Show every line below where "network" can be found.

**Dataset records**.
-----
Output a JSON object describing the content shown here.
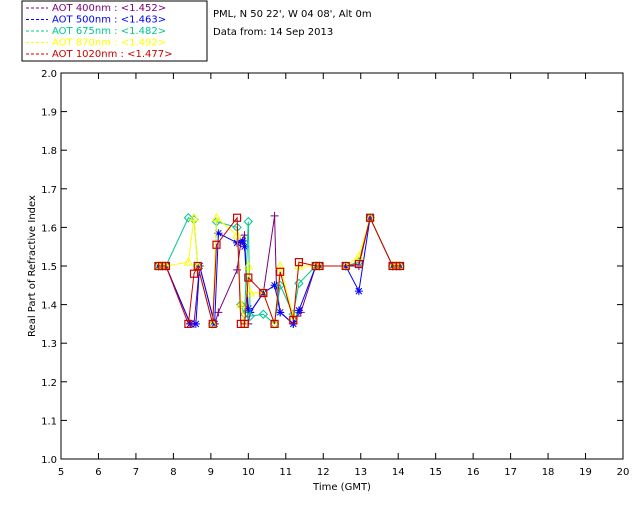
{
  "chart_data": {
    "type": "line",
    "header_lines": [
      "PML, N 50 22', W 04 08', Alt 0m",
      "Data from: 14 Sep 2013"
    ],
    "xlabel": "Time (GMT)",
    "ylabel": "Real Part of Refractive Index",
    "xlim": [
      5,
      20
    ],
    "ylim": [
      1.0,
      2.0
    ],
    "xticks": [
      5,
      6,
      7,
      8,
      9,
      10,
      11,
      12,
      13,
      14,
      15,
      16,
      17,
      18,
      19,
      20
    ],
    "yticks": [
      1.0,
      1.1,
      1.2,
      1.3,
      1.4,
      1.5,
      1.6,
      1.7,
      1.8,
      1.9,
      2.0
    ],
    "ytick_labels": [
      "1.0",
      "1.1",
      "1.2",
      "1.3",
      "1.4",
      "1.5",
      "1.6",
      "1.7",
      "1.8",
      "1.9",
      "2.0"
    ],
    "grid": false,
    "legend_position": "top-left",
    "series": [
      {
        "name": "AOT  400nm : <1.452>",
        "color": "#7a007a",
        "marker": "plus",
        "x": [
          7.6,
          7.7,
          7.8,
          8.45,
          8.55,
          8.7,
          9.1,
          9.2,
          9.7,
          9.8,
          9.9,
          10.0,
          10.05,
          10.4,
          10.7,
          10.75,
          10.85,
          11.2,
          11.3,
          11.4,
          11.8,
          11.9,
          12.6,
          12.95,
          13.25,
          13.85,
          13.95,
          14.05
        ],
        "y": [
          1.5,
          1.5,
          1.5,
          1.35,
          1.35,
          1.5,
          1.35,
          1.38,
          1.49,
          1.56,
          1.58,
          1.35,
          1.38,
          1.43,
          1.63,
          1.45,
          1.38,
          1.35,
          1.37,
          1.38,
          1.5,
          1.5,
          1.5,
          1.5,
          1.625,
          1.5,
          1.5,
          1.5
        ]
      },
      {
        "name": "AOT  500nm : <1.463>",
        "color": "#0000ff",
        "marker": "asterisk",
        "x": [
          7.6,
          7.7,
          7.8,
          8.45,
          8.6,
          8.7,
          9.1,
          9.2,
          9.7,
          9.85,
          9.9,
          10.0,
          10.05,
          10.4,
          10.7,
          10.85,
          11.2,
          11.35,
          11.8,
          11.9,
          12.6,
          12.95,
          13.25,
          13.85,
          13.95,
          14.05
        ],
        "y": [
          1.5,
          1.5,
          1.5,
          1.35,
          1.35,
          1.5,
          1.35,
          1.585,
          1.56,
          1.565,
          1.55,
          1.39,
          1.38,
          1.43,
          1.45,
          1.38,
          1.35,
          1.385,
          1.5,
          1.5,
          1.5,
          1.435,
          1.625,
          1.5,
          1.5,
          1.5
        ]
      },
      {
        "name": "AOT  675nm : <1.482>",
        "color": "#00c890",
        "marker": "diamond",
        "x": [
          7.6,
          7.7,
          7.8,
          8.4,
          8.55,
          8.65,
          9.05,
          9.15,
          9.7,
          9.8,
          9.9,
          10.0,
          10.05,
          10.4,
          10.7,
          10.85,
          11.2,
          11.35,
          11.8,
          11.9,
          12.6,
          12.95,
          13.25,
          13.85,
          13.95,
          14.05
        ],
        "y": [
          1.5,
          1.5,
          1.5,
          1.625,
          1.62,
          1.5,
          1.35,
          1.615,
          1.6,
          1.4,
          1.375,
          1.615,
          1.37,
          1.375,
          1.35,
          1.45,
          1.375,
          1.455,
          1.5,
          1.5,
          1.5,
          1.51,
          1.625,
          1.5,
          1.5,
          1.5
        ]
      },
      {
        "name": "AOT  870nm : <1.492>",
        "color": "#ffff00",
        "marker": "triangle",
        "x": [
          7.6,
          7.7,
          7.8,
          8.4,
          8.55,
          8.65,
          9.05,
          9.15,
          9.7,
          9.8,
          9.9,
          10.0,
          10.05,
          10.4,
          10.7,
          10.85,
          11.2,
          11.35,
          11.8,
          11.9,
          12.6,
          12.95,
          13.25,
          13.85,
          13.95,
          14.05
        ],
        "y": [
          1.5,
          1.5,
          1.5,
          1.51,
          1.625,
          1.5,
          1.35,
          1.625,
          1.58,
          1.4,
          1.35,
          1.5,
          1.43,
          1.43,
          1.35,
          1.5,
          1.37,
          1.5,
          1.5,
          1.5,
          1.5,
          1.525,
          1.625,
          1.5,
          1.5,
          1.5
        ]
      },
      {
        "name": "AOT 1020nm : <1.477>",
        "color": "#cc0000",
        "marker": "square",
        "x": [
          7.6,
          7.7,
          7.8,
          8.4,
          8.55,
          8.65,
          9.05,
          9.15,
          9.7,
          9.8,
          9.9,
          10.0,
          10.4,
          10.7,
          10.85,
          11.2,
          11.35,
          11.8,
          11.9,
          12.6,
          12.95,
          13.25,
          13.85,
          13.95,
          14.05
        ],
        "y": [
          1.5,
          1.5,
          1.5,
          1.35,
          1.48,
          1.5,
          1.35,
          1.555,
          1.625,
          1.35,
          1.35,
          1.47,
          1.43,
          1.35,
          1.485,
          1.36,
          1.51,
          1.5,
          1.5,
          1.5,
          1.505,
          1.625,
          1.5,
          1.5,
          1.5
        ]
      }
    ]
  }
}
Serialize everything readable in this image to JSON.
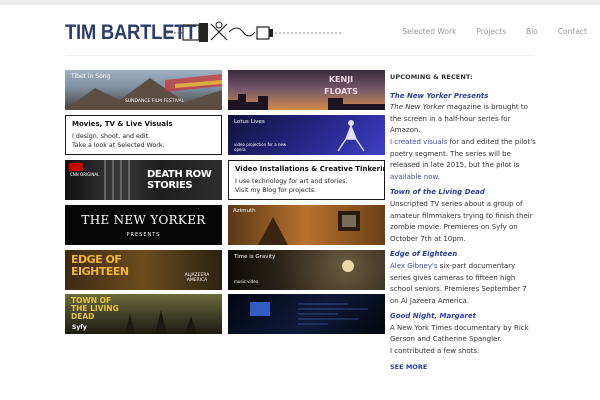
{
  "header": {
    "logo_text": "TIM BARTLETT",
    "nav": [
      "Selected Work",
      "Projects",
      "Bio",
      "Contact"
    ]
  },
  "tiles": {
    "tibet": {
      "caption": "Tibet in Song",
      "badge": "SUNDANCE FILM FESTIVAL"
    },
    "movies": {
      "heading": "Movies, TV & Live Visuals",
      "line1": "I design, shoot, and edit.",
      "line2": "Take a look at Selected Work."
    },
    "kenji": {
      "caption": "KENJI FLOATS"
    },
    "lotus": {
      "caption": "Lotus Lives",
      "sub": "video projection for a new opera"
    },
    "video": {
      "heading": "Video Installations & Creative Tinkering",
      "line1": "I use technology for art and stories.",
      "line2": "Visit my Blog for projects."
    },
    "deathrow": {
      "network": "CNN ORIGINAL",
      "title": "DEATH ROW STORIES"
    },
    "newyorker": {
      "title": "THE NEW YORKER",
      "sub": "PRESENTS"
    },
    "azimuth": {
      "caption": "Azimuth"
    },
    "edge": {
      "title": "EDGE OF EIGHTEEN",
      "network": "ALJAZEERA AMERICA"
    },
    "timegravity": {
      "caption": "Time is Gravity",
      "sub": "music video"
    },
    "town": {
      "title": "TOWN OF THE LIVING DEAD",
      "network": "Syfy"
    }
  },
  "sidebar": {
    "heading": "UPCOMING & RECENT:",
    "items": [
      {
        "title": "The New Yorker Presents",
        "p1_em": "The New Yorker",
        "p1": " magazine is brought to the screen in a half-hour series for Amazon.",
        "link1": "I created visuals",
        "p2": " for and edited the pilot's poetry segment. The series will be released in late 2015, but the pilot is ",
        "link2": "available now",
        "p2_end": "."
      },
      {
        "title": "Town of the Living Dead",
        "p1": "Unscripted TV series about a group of amateur filmmakers trying to finish their zombie movie. Premieres on Syfy on October 7th at 10pm."
      },
      {
        "title": "Edge of Eighteen",
        "link1": "Alex Gibney's",
        "p1": " six-part documentary series gives cameras to fifteen high school seniors. Premieres September 7 on Al Jazeera America."
      },
      {
        "title": "Good Night, Margaret",
        "p1": "A New York Times documentary by Rick Gerson and Catherine Spangler.",
        "p2": "I contributed a few shots."
      }
    ],
    "more": "SEE MORE"
  },
  "colors": {
    "accent": "#2a3d9b",
    "logo": "#2a3d6b",
    "nav": "#999999"
  }
}
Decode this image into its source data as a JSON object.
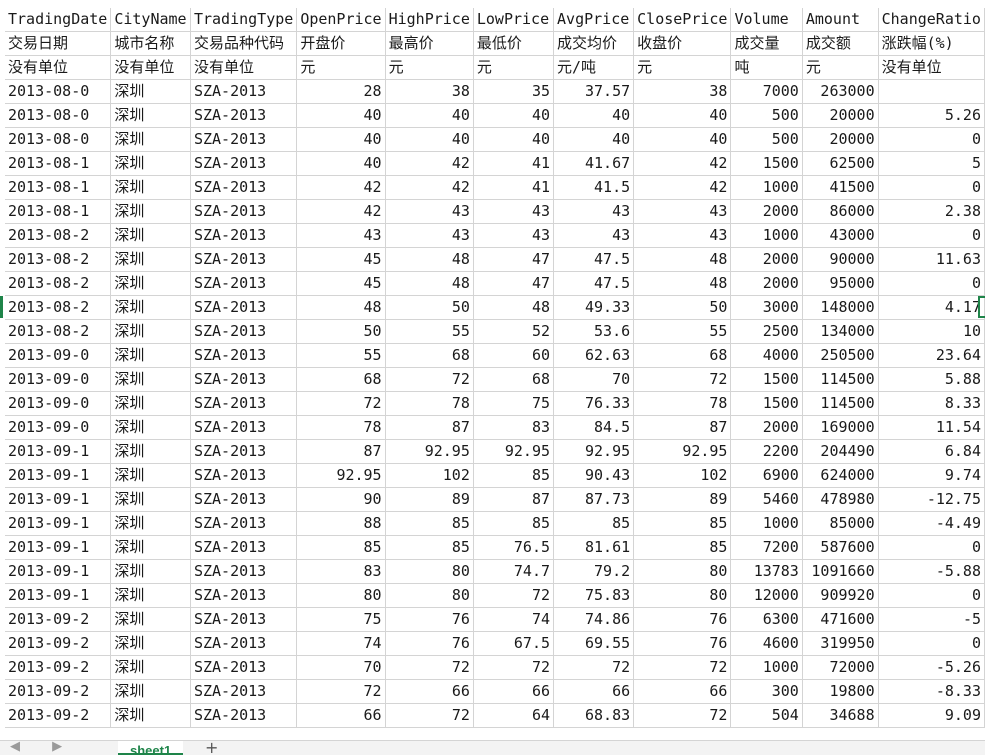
{
  "sheet": {
    "header_row": [
      "TradingDate",
      "CityName",
      "TradingType",
      "OpenPrice",
      "HighPrice",
      "LowPrice",
      "AvgPrice",
      "ClosePrice",
      "Volume",
      "Amount",
      "ChangeRatio"
    ],
    "cn_row": [
      "交易日期",
      "城市名称",
      "交易品种代码",
      "开盘价",
      "最高价",
      "最低价",
      "成交均价",
      "收盘价",
      "成交量",
      "成交额",
      "涨跌幅(%)"
    ],
    "unit_row": [
      "没有单位",
      "没有单位",
      "没有单位",
      "元",
      "元",
      "元",
      "元/吨",
      "元",
      "吨",
      "元",
      "没有单位"
    ],
    "rows": [
      [
        "2013-08-0",
        "深圳",
        "SZA-2013",
        "28",
        "38",
        "35",
        "37.57",
        "38",
        "7000",
        "263000",
        ""
      ],
      [
        "2013-08-0",
        "深圳",
        "SZA-2013",
        "40",
        "40",
        "40",
        "40",
        "40",
        "500",
        "20000",
        "5.26"
      ],
      [
        "2013-08-0",
        "深圳",
        "SZA-2013",
        "40",
        "40",
        "40",
        "40",
        "40",
        "500",
        "20000",
        "0"
      ],
      [
        "2013-08-1",
        "深圳",
        "SZA-2013",
        "40",
        "42",
        "41",
        "41.67",
        "42",
        "1500",
        "62500",
        "5"
      ],
      [
        "2013-08-1",
        "深圳",
        "SZA-2013",
        "42",
        "42",
        "41",
        "41.5",
        "42",
        "1000",
        "41500",
        "0"
      ],
      [
        "2013-08-1",
        "深圳",
        "SZA-2013",
        "42",
        "43",
        "43",
        "43",
        "43",
        "2000",
        "86000",
        "2.38"
      ],
      [
        "2013-08-2",
        "深圳",
        "SZA-2013",
        "43",
        "43",
        "43",
        "43",
        "43",
        "1000",
        "43000",
        "0"
      ],
      [
        "2013-08-2",
        "深圳",
        "SZA-2013",
        "45",
        "48",
        "47",
        "47.5",
        "48",
        "2000",
        "90000",
        "11.63"
      ],
      [
        "2013-08-2",
        "深圳",
        "SZA-2013",
        "45",
        "48",
        "47",
        "47.5",
        "48",
        "2000",
        "95000",
        "0"
      ],
      [
        "2013-08-2",
        "深圳",
        "SZA-2013",
        "48",
        "50",
        "48",
        "49.33",
        "50",
        "3000",
        "148000",
        "4.17"
      ],
      [
        "2013-08-2",
        "深圳",
        "SZA-2013",
        "50",
        "55",
        "52",
        "53.6",
        "55",
        "2500",
        "134000",
        "10"
      ],
      [
        "2013-09-0",
        "深圳",
        "SZA-2013",
        "55",
        "68",
        "60",
        "62.63",
        "68",
        "4000",
        "250500",
        "23.64"
      ],
      [
        "2013-09-0",
        "深圳",
        "SZA-2013",
        "68",
        "72",
        "68",
        "70",
        "72",
        "1500",
        "114500",
        "5.88"
      ],
      [
        "2013-09-0",
        "深圳",
        "SZA-2013",
        "72",
        "78",
        "75",
        "76.33",
        "78",
        "1500",
        "114500",
        "8.33"
      ],
      [
        "2013-09-0",
        "深圳",
        "SZA-2013",
        "78",
        "87",
        "83",
        "84.5",
        "87",
        "2000",
        "169000",
        "11.54"
      ],
      [
        "2013-09-1",
        "深圳",
        "SZA-2013",
        "87",
        "92.95",
        "92.95",
        "92.95",
        "92.95",
        "2200",
        "204490",
        "6.84"
      ],
      [
        "2013-09-1",
        "深圳",
        "SZA-2013",
        "92.95",
        "102",
        "85",
        "90.43",
        "102",
        "6900",
        "624000",
        "9.74"
      ],
      [
        "2013-09-1",
        "深圳",
        "SZA-2013",
        "90",
        "89",
        "87",
        "87.73",
        "89",
        "5460",
        "478980",
        "-12.75"
      ],
      [
        "2013-09-1",
        "深圳",
        "SZA-2013",
        "88",
        "85",
        "85",
        "85",
        "85",
        "1000",
        "85000",
        "-4.49"
      ],
      [
        "2013-09-1",
        "深圳",
        "SZA-2013",
        "85",
        "85",
        "76.5",
        "81.61",
        "85",
        "7200",
        "587600",
        "0"
      ],
      [
        "2013-09-1",
        "深圳",
        "SZA-2013",
        "83",
        "80",
        "74.7",
        "79.2",
        "80",
        "13783",
        "1091660",
        "-5.88"
      ],
      [
        "2013-09-1",
        "深圳",
        "SZA-2013",
        "80",
        "80",
        "72",
        "75.83",
        "80",
        "12000",
        "909920",
        "0"
      ],
      [
        "2013-09-2",
        "深圳",
        "SZA-2013",
        "75",
        "76",
        "74",
        "74.86",
        "76",
        "6300",
        "471600",
        "-5"
      ],
      [
        "2013-09-2",
        "深圳",
        "SZA-2013",
        "74",
        "76",
        "67.5",
        "69.55",
        "76",
        "4600",
        "319950",
        "0"
      ],
      [
        "2013-09-2",
        "深圳",
        "SZA-2013",
        "70",
        "72",
        "72",
        "72",
        "72",
        "1000",
        "72000",
        "-5.26"
      ],
      [
        "2013-09-2",
        "深圳",
        "SZA-2013",
        "72",
        "66",
        "66",
        "66",
        "66",
        "300",
        "19800",
        "-8.33"
      ],
      [
        "2013-09-2",
        "深圳",
        "SZA-2013",
        "66",
        "72",
        "64",
        "68.83",
        "72",
        "504",
        "34688",
        "9.09"
      ]
    ],
    "numeric_columns": [
      3,
      4,
      5,
      6,
      7,
      8,
      9,
      10
    ]
  },
  "tabs": {
    "active_label": "sheet1",
    "add_label": "+",
    "nav_arrows": "◀ ▶"
  },
  "colors": {
    "accent": "#1e8449",
    "gridline": "#d4d4d4"
  }
}
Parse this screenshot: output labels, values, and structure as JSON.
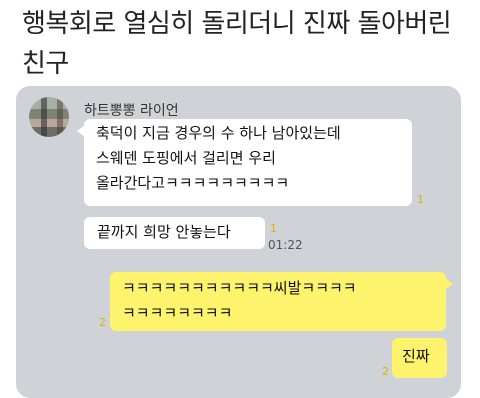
{
  "post": {
    "title": "행복회로 열심히 돌리더니 진짜 돌아버린 친구"
  },
  "chat": {
    "sender_name": "하트뽕뽕 라이언",
    "messages": [
      {
        "lines": [
          "축덕이 지금 경우의 수 하나 남아있는데",
          "스웨덴 도핑에서 걸리면 우리",
          "올라간다고ㅋㅋㅋㅋㅋㅋㅋㅋㅋ"
        ],
        "unread": "1",
        "time": ""
      },
      {
        "lines": [
          "끝까지 희망 안놓는다"
        ],
        "unread": "1",
        "time": "01:22"
      },
      {
        "lines": [
          "ㅋㅋㅋㅋㅋㅋㅋㅋㅋㅋㅋ씨발ㅋㅋㅋㅋ",
          "ㅋㅋㅋㅋㅋㅋㅋㅋ"
        ],
        "unread": "2",
        "time": ""
      },
      {
        "lines": [
          "진짜"
        ],
        "unread": "2",
        "time": ""
      }
    ]
  }
}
-----
**SOLUTION TO THE EXERCISE**.
      "network": "CNN ORIGINAL",
      "network": "ALJAZEERA AMERICA"
      "network": "Syfy"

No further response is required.